[START]

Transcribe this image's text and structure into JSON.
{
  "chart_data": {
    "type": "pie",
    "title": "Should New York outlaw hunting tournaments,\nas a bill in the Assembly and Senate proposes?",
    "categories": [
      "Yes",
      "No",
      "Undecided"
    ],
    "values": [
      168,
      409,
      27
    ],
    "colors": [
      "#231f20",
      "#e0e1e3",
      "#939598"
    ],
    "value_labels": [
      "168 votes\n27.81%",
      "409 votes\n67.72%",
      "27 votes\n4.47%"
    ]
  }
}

[END]

From the records above, pull out each line that has "votes".

Answer for this exercise =
      "168 votes\n27.81%",
      "409 votes\n67.72%",
      "27 votes\n4.47%"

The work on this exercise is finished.